-- start of Material provided --
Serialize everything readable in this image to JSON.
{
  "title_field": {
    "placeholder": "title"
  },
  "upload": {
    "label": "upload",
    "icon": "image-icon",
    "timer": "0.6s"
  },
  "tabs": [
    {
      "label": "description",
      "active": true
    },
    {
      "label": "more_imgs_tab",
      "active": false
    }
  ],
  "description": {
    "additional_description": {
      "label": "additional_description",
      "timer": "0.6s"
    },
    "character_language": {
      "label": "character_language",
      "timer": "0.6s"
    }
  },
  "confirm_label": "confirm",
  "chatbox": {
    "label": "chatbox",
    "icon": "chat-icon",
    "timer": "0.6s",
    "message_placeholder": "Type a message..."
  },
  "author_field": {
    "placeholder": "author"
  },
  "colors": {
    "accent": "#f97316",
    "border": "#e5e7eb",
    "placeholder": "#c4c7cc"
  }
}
-- end of Material provided --
_Task brief_
Gather and return every line that holds the string "image".

_Problem solution_
Serialize everything readable in this image to JSON.
    "icon": "image-icon",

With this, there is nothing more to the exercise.